*SOURCE RECORDS:*

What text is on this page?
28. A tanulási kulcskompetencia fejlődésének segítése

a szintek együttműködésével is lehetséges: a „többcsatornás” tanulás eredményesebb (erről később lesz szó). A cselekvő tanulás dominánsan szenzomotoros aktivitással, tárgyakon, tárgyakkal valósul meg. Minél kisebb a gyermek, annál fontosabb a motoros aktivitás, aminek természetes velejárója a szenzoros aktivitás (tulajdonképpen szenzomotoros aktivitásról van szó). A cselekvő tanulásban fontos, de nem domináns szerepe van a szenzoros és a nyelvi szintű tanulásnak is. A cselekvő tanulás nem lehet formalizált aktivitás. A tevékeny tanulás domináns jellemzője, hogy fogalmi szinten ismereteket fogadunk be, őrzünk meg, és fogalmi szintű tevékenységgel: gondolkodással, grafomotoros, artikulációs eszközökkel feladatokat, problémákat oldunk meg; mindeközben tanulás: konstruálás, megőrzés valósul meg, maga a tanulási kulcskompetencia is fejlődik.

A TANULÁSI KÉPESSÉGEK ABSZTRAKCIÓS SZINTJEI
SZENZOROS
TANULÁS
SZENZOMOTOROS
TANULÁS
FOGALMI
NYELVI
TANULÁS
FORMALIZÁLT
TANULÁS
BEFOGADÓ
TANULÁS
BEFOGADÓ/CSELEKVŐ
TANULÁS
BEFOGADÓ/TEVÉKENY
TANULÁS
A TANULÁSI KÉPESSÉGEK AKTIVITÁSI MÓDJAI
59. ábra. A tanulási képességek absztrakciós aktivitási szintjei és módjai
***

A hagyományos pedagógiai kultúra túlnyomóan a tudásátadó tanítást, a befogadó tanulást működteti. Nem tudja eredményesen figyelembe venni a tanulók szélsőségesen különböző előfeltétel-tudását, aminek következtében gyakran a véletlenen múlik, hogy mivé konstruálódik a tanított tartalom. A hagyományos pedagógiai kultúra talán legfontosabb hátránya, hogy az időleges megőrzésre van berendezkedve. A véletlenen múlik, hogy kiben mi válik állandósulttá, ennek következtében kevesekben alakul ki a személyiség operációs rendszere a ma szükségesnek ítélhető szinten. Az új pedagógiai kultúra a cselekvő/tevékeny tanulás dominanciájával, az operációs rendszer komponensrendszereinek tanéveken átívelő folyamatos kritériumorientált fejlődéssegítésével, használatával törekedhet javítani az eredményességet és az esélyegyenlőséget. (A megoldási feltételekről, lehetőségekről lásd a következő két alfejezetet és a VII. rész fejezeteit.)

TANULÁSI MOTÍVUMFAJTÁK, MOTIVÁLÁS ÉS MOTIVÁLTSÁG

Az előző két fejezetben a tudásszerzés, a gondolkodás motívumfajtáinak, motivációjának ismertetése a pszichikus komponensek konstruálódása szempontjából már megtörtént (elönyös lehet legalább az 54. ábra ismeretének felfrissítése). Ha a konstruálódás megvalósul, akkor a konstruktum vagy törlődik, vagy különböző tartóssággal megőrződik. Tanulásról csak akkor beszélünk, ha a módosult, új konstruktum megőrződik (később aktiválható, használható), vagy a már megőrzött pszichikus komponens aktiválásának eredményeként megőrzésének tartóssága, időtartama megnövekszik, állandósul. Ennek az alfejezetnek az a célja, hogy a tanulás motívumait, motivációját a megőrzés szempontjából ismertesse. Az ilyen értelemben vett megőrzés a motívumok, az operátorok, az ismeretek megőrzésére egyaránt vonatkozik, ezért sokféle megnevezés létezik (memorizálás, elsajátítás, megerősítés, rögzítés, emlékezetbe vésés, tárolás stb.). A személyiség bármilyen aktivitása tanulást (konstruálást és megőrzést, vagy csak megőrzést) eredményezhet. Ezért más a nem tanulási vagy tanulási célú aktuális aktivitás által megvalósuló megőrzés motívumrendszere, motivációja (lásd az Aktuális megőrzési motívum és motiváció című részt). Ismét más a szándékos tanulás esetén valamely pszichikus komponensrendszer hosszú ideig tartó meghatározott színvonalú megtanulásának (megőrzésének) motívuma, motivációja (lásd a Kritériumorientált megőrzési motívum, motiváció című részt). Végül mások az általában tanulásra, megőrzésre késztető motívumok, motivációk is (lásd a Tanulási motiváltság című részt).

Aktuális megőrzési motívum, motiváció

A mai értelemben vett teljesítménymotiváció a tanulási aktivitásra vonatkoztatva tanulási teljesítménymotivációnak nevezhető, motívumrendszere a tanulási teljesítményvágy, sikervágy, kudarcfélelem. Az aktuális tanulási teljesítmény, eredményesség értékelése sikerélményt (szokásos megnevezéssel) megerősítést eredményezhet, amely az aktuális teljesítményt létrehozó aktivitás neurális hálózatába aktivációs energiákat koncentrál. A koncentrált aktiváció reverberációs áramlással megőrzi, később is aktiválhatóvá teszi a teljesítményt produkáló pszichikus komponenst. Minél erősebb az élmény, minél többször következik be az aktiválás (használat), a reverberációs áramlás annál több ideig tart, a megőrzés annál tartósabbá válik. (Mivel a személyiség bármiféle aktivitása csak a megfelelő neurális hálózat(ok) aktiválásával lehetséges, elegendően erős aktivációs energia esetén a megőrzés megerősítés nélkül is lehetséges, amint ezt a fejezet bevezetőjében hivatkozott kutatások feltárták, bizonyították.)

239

*PROBLEM REQUIREMENTS:* Make an exact copy of the material above.

*RESPONSE TO THE EXERCISE:*
What text is on this page?
28. A tanulási kulcskompetencia fejlődésének segítése

a szintek együttműködésével is lehetséges: a „többcsatornás” tanulás eredményesebb (erről később lesz szó). A cselekvő tanulás dominánsan szenzomotoros aktivitással, tárgyakon, tárgyakkal valósul meg. Minél kisebb a gyermek, annál fontosabb a motoros aktivitás, aminek természetes velejárója a szenzoros aktivitás (tulajdonképpen szenzomotoros aktivitásról van szó). A cselekvő tanulásban fontos, de nem domináns szerepe van a szenzoros és a nyelvi szintű tanulásnak is. A cselekvő tanulás nem lehet formalizált aktivitás. A tevékeny tanulás domináns jellemzője, hogy fogalmi szinten ismereteket fogadunk be, őrzünk meg, és fogalmi szintű tevékenységgel: gondolkodással, grafomotoros, artikulációs eszközökkel feladatokat, problémákat oldunk meg; mindeközben tanulás: konstruálás, megőrzés valósul meg, maga a tanulási kulcskompetencia is fejlődik.

A TANULÁSI KÉPESSÉGEK ABSZTRAKCIÓS SZINTJEI
SZENZOROS
TANULÁS
SZENZOMOTOROS
TANULÁS
FOGALMI
NYELVI
TANULÁS
FORMALIZÁLT
TANULÁS
BEFOGADÓ
TANULÁS
BEFOGADÓ/CSELEKVŐ
TANULÁS
BEFOGADÓ/TEVÉKENY
TANULÁS
A TANULÁSI KÉPESSÉGEK AKTIVITÁSI MÓDJAI
59. ábra. A tanulási képességek absztrakciós aktivitási szintjei és módjai
***

A hagyományos pedagógiai kultúra túlnyomóan a tudásátadó tanítást, a befogadó tanulást működteti. Nem tudja eredményesen figyelembe venni a tanulók szélsőségesen különböző előfeltétel-tudását, aminek következtében gyakran a véletlenen múlik, hogy mivé konstruálódik a tanított tartalom. A hagyományos pedagógiai kultúra talán legfontosabb hátránya, hogy az időleges megőrzésre van berendezkedve. A véletlenen múlik, hogy kiben mi válik állandósulttá, ennek következtében kevesekben alakul ki a személyiség operációs rendszere a ma szükségesnek ítélhető szinten. Az új pedagógiai kultúra a cselekvő/tevékeny tanulás dominanciájával, az operációs rendszer komponensrendszereinek tanéveken átívelő folyamatos kritériumorientált fejlődéssegítésével, használatával törekedhet javítani az eredményességet és az esélyegyenlőséget. (A megoldási feltételekről, lehetőségekről lásd a következő két alfejezetet és a VII. rész fejezeteit.)

TANULÁSI MOTÍVUMFAJTÁK, MOTIVÁLÁS ÉS MOTIVÁLTSÁG

Az előző két fejezetben a tudásszerzés, a gondolkodás motívumfajtáinak, motivációjának ismertetése a pszichikus komponensek konstruálódása szempontjából már megtörtént (elönyös lehet legalább az 54. ábra ismeretének felfrissítése). Ha a konstruálódás megvalósul, akkor a konstruktum vagy törlődik, vagy különböző tartóssággal megőrződik. Tanulásról csak akkor beszélünk, ha a módosult, új konstruktum megőrződik (később aktiválható, használható), vagy a már megőrzött pszichikus komponens aktiválásának eredményeként megőrzésének tartóssága, időtartama megnövekszik, állandósul. Ennek az alfejezetnek az a célja, hogy a tanulás motívumait, motivációját a megőrzés szempontjából ismertesse. Az ilyen értelemben vett megőrzés a motívumok, az operátorok, az ismeretek megőrzésére egyaránt vonatkozik, ezért sokféle megnevezés létezik (memorizálás, elsajátítás, megerősítés, rögzítés, emlékezetbe vésés, tárolás stb.). A személyiség bármilyen aktivitása tanulást (konstruálást és megőrzést, vagy csak megőrzést) eredményezhet. Ezért más a nem tanulási vagy tanulási célú aktuális aktivitás által megvalósuló megőrzés motívumrendszere, motivációja (lásd az Aktuális megőrzési motívum és motiváció című részt). Ismét más a szándékos tanulás esetén valamely pszichikus komponensrendszer hosszú ideig tartó meghatározott színvonalú megtanulásának (megőrzésének) motívuma, motivációja (lásd a Kritériumorientált megőrzési motívum, motiváció című részt). Végül mások az általában tanulásra, megőrzésre késztető motívumok, motivációk is (lásd a Tanulási motiváltság című részt).

Aktuális megőrzési motívum, motiváció

A mai értelemben vett teljesítménymotiváció a tanulási aktivitásra vonatkoztatva tanulási teljesítménymotivációnak nevezhető, motívumrendszere a tanulási teljesítményvágy, sikervágy, kudarcfélelem. Az aktuális tanulási teljesítmény, eredményesség értékelése sikerélményt (szokásos megnevezéssel) megerősítést eredményezhet, amely az aktuális teljesítményt létrehozó aktivitás neurális hálózatába aktivációs energiákat koncentrál. A koncentrált aktiváció reverberációs áramlással megőrzi, később is aktiválhatóvá teszi a teljesítményt produkáló pszichikus komponenst. Minél erősebb az élmény, minél többször következik be az aktiválás (használat), a reverberációs áramlás annál több ideig tart, a megőrzés annál tartósabbá válik. (Mivel a személyiség bármiféle aktivitása csak a megfelelő neurális hálózat(ok) aktiválásával lehetséges, elegendően erős aktivációs energia esetén a megőrzés megerősítés nélkül is lehetséges, amint ezt a fejezet bevezetőjében hivatkozott kutatások feltárták, bizonyították.)

239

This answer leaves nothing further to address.